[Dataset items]
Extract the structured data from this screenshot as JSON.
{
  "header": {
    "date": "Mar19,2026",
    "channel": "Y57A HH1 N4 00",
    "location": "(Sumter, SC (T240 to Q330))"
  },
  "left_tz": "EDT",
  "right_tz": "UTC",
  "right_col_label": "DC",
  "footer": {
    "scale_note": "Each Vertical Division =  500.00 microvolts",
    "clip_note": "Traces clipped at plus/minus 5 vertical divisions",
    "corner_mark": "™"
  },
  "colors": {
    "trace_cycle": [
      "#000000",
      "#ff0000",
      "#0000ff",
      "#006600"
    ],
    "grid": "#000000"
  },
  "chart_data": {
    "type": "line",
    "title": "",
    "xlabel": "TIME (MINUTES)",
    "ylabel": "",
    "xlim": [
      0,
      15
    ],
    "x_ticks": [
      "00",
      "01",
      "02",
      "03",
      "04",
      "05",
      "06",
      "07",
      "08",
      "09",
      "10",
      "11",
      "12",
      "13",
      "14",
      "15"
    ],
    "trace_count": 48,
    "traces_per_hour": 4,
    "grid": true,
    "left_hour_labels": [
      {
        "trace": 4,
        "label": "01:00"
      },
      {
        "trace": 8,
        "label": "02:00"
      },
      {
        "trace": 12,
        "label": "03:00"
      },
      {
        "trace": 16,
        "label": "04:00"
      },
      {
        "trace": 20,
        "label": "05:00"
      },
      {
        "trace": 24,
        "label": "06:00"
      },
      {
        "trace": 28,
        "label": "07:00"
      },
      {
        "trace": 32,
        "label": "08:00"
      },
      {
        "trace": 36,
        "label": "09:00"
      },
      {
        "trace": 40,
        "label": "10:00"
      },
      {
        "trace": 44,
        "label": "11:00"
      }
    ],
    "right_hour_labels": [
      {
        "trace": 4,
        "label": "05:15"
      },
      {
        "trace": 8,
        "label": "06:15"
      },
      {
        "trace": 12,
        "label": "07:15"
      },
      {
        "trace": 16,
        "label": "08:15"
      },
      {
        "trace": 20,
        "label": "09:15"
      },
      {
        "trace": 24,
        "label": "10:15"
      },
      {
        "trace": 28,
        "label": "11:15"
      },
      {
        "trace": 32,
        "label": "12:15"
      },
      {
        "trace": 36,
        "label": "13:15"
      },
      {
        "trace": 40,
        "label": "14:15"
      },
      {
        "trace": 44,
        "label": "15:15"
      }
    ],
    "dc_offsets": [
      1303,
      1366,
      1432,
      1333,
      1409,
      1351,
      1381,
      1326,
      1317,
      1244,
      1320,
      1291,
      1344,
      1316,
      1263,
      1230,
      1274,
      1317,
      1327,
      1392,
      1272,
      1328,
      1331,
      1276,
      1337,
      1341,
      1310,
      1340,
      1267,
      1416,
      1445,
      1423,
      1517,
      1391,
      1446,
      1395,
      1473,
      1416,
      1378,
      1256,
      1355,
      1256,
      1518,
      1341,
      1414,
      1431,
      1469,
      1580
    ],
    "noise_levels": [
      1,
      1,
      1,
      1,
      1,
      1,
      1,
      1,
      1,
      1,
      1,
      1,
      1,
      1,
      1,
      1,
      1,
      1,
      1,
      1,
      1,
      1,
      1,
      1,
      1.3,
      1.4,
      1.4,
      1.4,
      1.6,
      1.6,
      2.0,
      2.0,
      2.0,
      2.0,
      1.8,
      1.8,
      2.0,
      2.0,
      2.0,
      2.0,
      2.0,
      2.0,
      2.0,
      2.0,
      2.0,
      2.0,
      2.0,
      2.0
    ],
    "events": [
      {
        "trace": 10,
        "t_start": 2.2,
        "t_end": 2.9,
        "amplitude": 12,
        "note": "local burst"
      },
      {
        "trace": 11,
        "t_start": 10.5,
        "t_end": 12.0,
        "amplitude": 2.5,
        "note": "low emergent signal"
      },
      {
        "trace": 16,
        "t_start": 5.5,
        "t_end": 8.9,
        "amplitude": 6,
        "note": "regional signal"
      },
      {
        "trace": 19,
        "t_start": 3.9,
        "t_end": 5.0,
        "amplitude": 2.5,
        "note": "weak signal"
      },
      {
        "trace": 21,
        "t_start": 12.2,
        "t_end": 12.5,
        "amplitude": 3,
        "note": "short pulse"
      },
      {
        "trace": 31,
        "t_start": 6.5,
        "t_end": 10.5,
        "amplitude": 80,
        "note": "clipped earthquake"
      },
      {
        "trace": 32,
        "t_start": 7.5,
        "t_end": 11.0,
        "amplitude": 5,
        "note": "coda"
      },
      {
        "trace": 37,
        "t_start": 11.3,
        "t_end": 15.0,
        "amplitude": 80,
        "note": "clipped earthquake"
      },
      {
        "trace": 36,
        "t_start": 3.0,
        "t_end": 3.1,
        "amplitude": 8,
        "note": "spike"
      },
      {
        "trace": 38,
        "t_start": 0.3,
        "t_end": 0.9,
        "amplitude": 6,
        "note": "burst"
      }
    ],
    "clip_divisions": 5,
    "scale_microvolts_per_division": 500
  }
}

-- WHAT YOU HAVE TO DO --
Copy out all the entries shown above, character for character.

-- SOLUTION TO THIS EXERCISE --
Extract the structured data from this screenshot as JSON.
{
  "header": {
    "date": "Mar19,2026",
    "channel": "Y57A HH1 N4 00",
    "location": "(Sumter, SC (T240 to Q330))"
  },
  "left_tz": "EDT",
  "right_tz": "UTC",
  "right_col_label": "DC",
  "footer": {
    "scale_note": "Each Vertical Division =  500.00 microvolts",
    "clip_note": "Traces clipped at plus/minus 5 vertical divisions",
    "corner_mark": "™"
  },
  "colors": {
    "trace_cycle": [
      "#000000",
      "#ff0000",
      "#0000ff",
      "#006600"
    ],
    "grid": "#000000"
  },
  "chart_data": {
    "type": "line",
    "title": "",
    "xlabel": "TIME (MINUTES)",
    "ylabel": "",
    "xlim": [
      0,
      15
    ],
    "x_ticks": [
      "00",
      "01",
      "02",
      "03",
      "04",
      "05",
      "06",
      "07",
      "08",
      "09",
      "10",
      "11",
      "12",
      "13",
      "14",
      "15"
    ],
    "trace_count": 48,
    "traces_per_hour": 4,
    "grid": true,
    "left_hour_labels": [
      {
        "trace": 4,
        "label": "01:00"
      },
      {
        "trace": 8,
        "label": "02:00"
      },
      {
        "trace": 12,
        "label": "03:00"
      },
      {
        "trace": 16,
        "label": "04:00"
      },
      {
        "trace": 20,
        "label": "05:00"
      },
      {
        "trace": 24,
        "label": "06:00"
      },
      {
        "trace": 28,
        "label": "07:00"
      },
      {
        "trace": 32,
        "label": "08:00"
      },
      {
        "trace": 36,
        "label": "09:00"
      },
      {
        "trace": 40,
        "label": "10:00"
      },
      {
        "trace": 44,
        "label": "11:00"
      }
    ],
    "right_hour_labels": [
      {
        "trace": 4,
        "label": "05:15"
      },
      {
        "trace": 8,
        "label": "06:15"
      },
      {
        "trace": 12,
        "label": "07:15"
      },
      {
        "trace": 16,
        "label": "08:15"
      },
      {
        "trace": 20,
        "label": "09:15"
      },
      {
        "trace": 24,
        "label": "10:15"
      },
      {
        "trace": 28,
        "label": "11:15"
      },
      {
        "trace": 32,
        "label": "12:15"
      },
      {
        "trace": 36,
        "label": "13:15"
      },
      {
        "trace": 40,
        "label": "14:15"
      },
      {
        "trace": 44,
        "label": "15:15"
      }
    ],
    "dc_offsets": [
      1303,
      1366,
      1432,
      1333,
      1409,
      1351,
      1381,
      1326,
      1317,
      1244,
      1320,
      1291,
      1344,
      1316,
      1263,
      1230,
      1274,
      1317,
      1327,
      1392,
      1272,
      1328,
      1331,
      1276,
      1337,
      1341,
      1310,
      1340,
      1267,
      1416,
      1445,
      1423,
      1517,
      1391,
      1446,
      1395,
      1473,
      1416,
      1378,
      1256,
      1355,
      1256,
      1518,
      1341,
      1414,
      1431,
      1469,
      1580
    ],
    "noise_levels": [
      1,
      1,
      1,
      1,
      1,
      1,
      1,
      1,
      1,
      1,
      1,
      1,
      1,
      1,
      1,
      1,
      1,
      1,
      1,
      1,
      1,
      1,
      1,
      1,
      1.3,
      1.4,
      1.4,
      1.4,
      1.6,
      1.6,
      2.0,
      2.0,
      2.0,
      2.0,
      1.8,
      1.8,
      2.0,
      2.0,
      2.0,
      2.0,
      2.0,
      2.0,
      2.0,
      2.0,
      2.0,
      2.0,
      2.0,
      2.0
    ],
    "events": [
      {
        "trace": 10,
        "t_start": 2.2,
        "t_end": 2.9,
        "amplitude": 12,
        "note": "local burst"
      },
      {
        "trace": 11,
        "t_start": 10.5,
        "t_end": 12.0,
        "amplitude": 2.5,
        "note": "low emergent signal"
      },
      {
        "trace": 16,
        "t_start": 5.5,
        "t_end": 8.9,
        "amplitude": 6,
        "note": "regional signal"
      },
      {
        "trace": 19,
        "t_start": 3.9,
        "t_end": 5.0,
        "amplitude": 2.5,
        "note": "weak signal"
      },
      {
        "trace": 21,
        "t_start": 12.2,
        "t_end": 12.5,
        "amplitude": 3,
        "note": "short pulse"
      },
      {
        "trace": 31,
        "t_start": 6.5,
        "t_end": 10.5,
        "amplitude": 80,
        "note": "clipped earthquake"
      },
      {
        "trace": 32,
        "t_start": 7.5,
        "t_end": 11.0,
        "amplitude": 5,
        "note": "coda"
      },
      {
        "trace": 37,
        "t_start": 11.3,
        "t_end": 15.0,
        "amplitude": 80,
        "note": "clipped earthquake"
      },
      {
        "trace": 36,
        "t_start": 3.0,
        "t_end": 3.1,
        "amplitude": 8,
        "note": "spike"
      },
      {
        "trace": 38,
        "t_start": 0.3,
        "t_end": 0.9,
        "amplitude": 6,
        "note": "burst"
      }
    ],
    "clip_divisions": 5,
    "scale_microvolts_per_division": 500
  }
}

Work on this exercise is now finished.